- [What the exercise asks]: From the first line to the last, write out the listing exactly.

* * *

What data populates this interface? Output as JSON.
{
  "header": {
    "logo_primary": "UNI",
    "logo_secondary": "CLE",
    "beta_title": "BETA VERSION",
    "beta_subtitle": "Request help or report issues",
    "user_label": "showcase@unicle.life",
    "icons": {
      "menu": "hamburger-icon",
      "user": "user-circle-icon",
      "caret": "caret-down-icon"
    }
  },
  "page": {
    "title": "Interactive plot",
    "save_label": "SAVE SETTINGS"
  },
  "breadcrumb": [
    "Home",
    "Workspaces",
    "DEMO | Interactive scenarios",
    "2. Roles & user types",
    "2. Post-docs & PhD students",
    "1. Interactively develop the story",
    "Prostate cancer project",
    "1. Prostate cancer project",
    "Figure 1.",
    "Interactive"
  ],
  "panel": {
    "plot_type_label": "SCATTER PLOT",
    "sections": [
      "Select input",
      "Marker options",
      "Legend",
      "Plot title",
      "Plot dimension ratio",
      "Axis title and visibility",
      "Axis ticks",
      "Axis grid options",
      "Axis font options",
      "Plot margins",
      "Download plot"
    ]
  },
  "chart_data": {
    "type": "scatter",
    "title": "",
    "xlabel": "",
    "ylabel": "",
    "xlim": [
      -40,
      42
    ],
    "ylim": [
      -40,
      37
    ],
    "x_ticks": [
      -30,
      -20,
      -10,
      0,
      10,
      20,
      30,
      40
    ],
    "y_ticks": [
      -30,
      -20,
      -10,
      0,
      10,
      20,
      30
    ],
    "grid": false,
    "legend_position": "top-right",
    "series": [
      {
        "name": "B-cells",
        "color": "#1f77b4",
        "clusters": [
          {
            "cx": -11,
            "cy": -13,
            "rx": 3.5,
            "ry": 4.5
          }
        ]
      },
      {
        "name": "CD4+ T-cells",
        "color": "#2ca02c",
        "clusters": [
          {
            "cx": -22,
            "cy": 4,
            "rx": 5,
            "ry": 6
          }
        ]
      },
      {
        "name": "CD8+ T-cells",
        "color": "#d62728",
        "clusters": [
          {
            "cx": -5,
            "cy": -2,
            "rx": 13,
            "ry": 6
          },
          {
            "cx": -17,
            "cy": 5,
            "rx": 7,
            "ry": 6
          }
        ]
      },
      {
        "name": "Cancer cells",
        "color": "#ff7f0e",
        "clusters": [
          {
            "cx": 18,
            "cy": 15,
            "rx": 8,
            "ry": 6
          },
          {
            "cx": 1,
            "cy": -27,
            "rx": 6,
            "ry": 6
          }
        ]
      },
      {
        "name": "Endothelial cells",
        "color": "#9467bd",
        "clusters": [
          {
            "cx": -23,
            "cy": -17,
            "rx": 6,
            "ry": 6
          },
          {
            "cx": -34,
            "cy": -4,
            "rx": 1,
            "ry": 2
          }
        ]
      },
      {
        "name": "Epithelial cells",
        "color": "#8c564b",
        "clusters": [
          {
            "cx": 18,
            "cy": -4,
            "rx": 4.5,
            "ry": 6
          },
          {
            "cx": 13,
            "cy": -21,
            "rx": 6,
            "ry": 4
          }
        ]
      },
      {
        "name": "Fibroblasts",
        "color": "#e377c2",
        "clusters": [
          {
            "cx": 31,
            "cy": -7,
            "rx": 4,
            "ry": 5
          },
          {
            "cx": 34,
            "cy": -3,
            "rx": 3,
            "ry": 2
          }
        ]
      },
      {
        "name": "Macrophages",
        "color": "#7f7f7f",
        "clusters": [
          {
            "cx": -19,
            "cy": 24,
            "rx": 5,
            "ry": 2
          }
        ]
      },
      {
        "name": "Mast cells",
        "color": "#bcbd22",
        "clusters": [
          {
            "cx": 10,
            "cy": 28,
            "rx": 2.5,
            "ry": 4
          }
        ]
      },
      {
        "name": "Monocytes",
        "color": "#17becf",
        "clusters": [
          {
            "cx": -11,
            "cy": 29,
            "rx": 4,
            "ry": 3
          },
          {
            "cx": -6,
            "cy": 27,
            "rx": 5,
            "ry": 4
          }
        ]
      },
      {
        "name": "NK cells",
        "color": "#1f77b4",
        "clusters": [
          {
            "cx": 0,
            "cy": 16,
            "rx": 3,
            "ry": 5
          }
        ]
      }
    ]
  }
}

* * *

- [Exercise output]:
What data populates this interface? Output as JSON.
{
  "header": {
    "logo_primary": "UNI",
    "logo_secondary": "CLE",
    "beta_title": "BETA VERSION",
    "beta_subtitle": "Request help or report issues",
    "user_label": "showcase@unicle.life",
    "icons": {
      "menu": "hamburger-icon",
      "user": "user-circle-icon",
      "caret": "caret-down-icon"
    }
  },
  "page": {
    "title": "Interactive plot",
    "save_label": "SAVE SETTINGS"
  },
  "breadcrumb": [
    "Home",
    "Workspaces",
    "DEMO | Interactive scenarios",
    "2. Roles & user types",
    "2. Post-docs & PhD students",
    "1. Interactively develop the story",
    "Prostate cancer project",
    "1. Prostate cancer project",
    "Figure 1.",
    "Interactive"
  ],
  "panel": {
    "plot_type_label": "SCATTER PLOT",
    "sections": [
      "Select input",
      "Marker options",
      "Legend",
      "Plot title",
      "Plot dimension ratio",
      "Axis title and visibility",
      "Axis ticks",
      "Axis grid options",
      "Axis font options",
      "Plot margins",
      "Download plot"
    ]
  },
  "chart_data": {
    "type": "scatter",
    "title": "",
    "xlabel": "",
    "ylabel": "",
    "xlim": [
      -40,
      42
    ],
    "ylim": [
      -40,
      37
    ],
    "x_ticks": [
      -30,
      -20,
      -10,
      0,
      10,
      20,
      30,
      40
    ],
    "y_ticks": [
      -30,
      -20,
      -10,
      0,
      10,
      20,
      30
    ],
    "grid": false,
    "legend_position": "top-right",
    "series": [
      {
        "name": "B-cells",
        "color": "#1f77b4",
        "clusters": [
          {
            "cx": -11,
            "cy": -13,
            "rx": 3.5,
            "ry": 4.5
          }
        ]
      },
      {
        "name": "CD4+ T-cells",
        "color": "#2ca02c",
        "clusters": [
          {
            "cx": -22,
            "cy": 4,
            "rx": 5,
            "ry": 6
          }
        ]
      },
      {
        "name": "CD8+ T-cells",
        "color": "#d62728",
        "clusters": [
          {
            "cx": -5,
            "cy": -2,
            "rx": 13,
            "ry": 6
          },
          {
            "cx": -17,
            "cy": 5,
            "rx": 7,
            "ry": 6
          }
        ]
      },
      {
        "name": "Cancer cells",
        "color": "#ff7f0e",
        "clusters": [
          {
            "cx": 18,
            "cy": 15,
            "rx": 8,
            "ry": 6
          },
          {
            "cx": 1,
            "cy": -27,
            "rx": 6,
            "ry": 6
          }
        ]
      },
      {
        "name": "Endothelial cells",
        "color": "#9467bd",
        "clusters": [
          {
            "cx": -23,
            "cy": -17,
            "rx": 6,
            "ry": 6
          },
          {
            "cx": -34,
            "cy": -4,
            "rx": 1,
            "ry": 2
          }
        ]
      },
      {
        "name": "Epithelial cells",
        "color": "#8c564b",
        "clusters": [
          {
            "cx": 18,
            "cy": -4,
            "rx": 4.5,
            "ry": 6
          },
          {
            "cx": 13,
            "cy": -21,
            "rx": 6,
            "ry": 4
          }
        ]
      },
      {
        "name": "Fibroblasts",
        "color": "#e377c2",
        "clusters": [
          {
            "cx": 31,
            "cy": -7,
            "rx": 4,
            "ry": 5
          },
          {
            "cx": 34,
            "cy": -3,
            "rx": 3,
            "ry": 2
          }
        ]
      },
      {
        "name": "Macrophages",
        "color": "#7f7f7f",
        "clusters": [
          {
            "cx": -19,
            "cy": 24,
            "rx": 5,
            "ry": 2
          }
        ]
      },
      {
        "name": "Mast cells",
        "color": "#bcbd22",
        "clusters": [
          {
            "cx": 10,
            "cy": 28,
            "rx": 2.5,
            "ry": 4
          }
        ]
      },
      {
        "name": "Monocytes",
        "color": "#17becf",
        "clusters": [
          {
            "cx": -11,
            "cy": 29,
            "rx": 4,
            "ry": 3
          },
          {
            "cx": -6,
            "cy": 27,
            "rx": 5,
            "ry": 4
          }
        ]
      },
      {
        "name": "NK cells",
        "color": "#1f77b4",
        "clusters": [
          {
            "cx": 0,
            "cy": 16,
            "rx": 3,
            "ry": 5
          }
        ]
      }
    ]
  }
}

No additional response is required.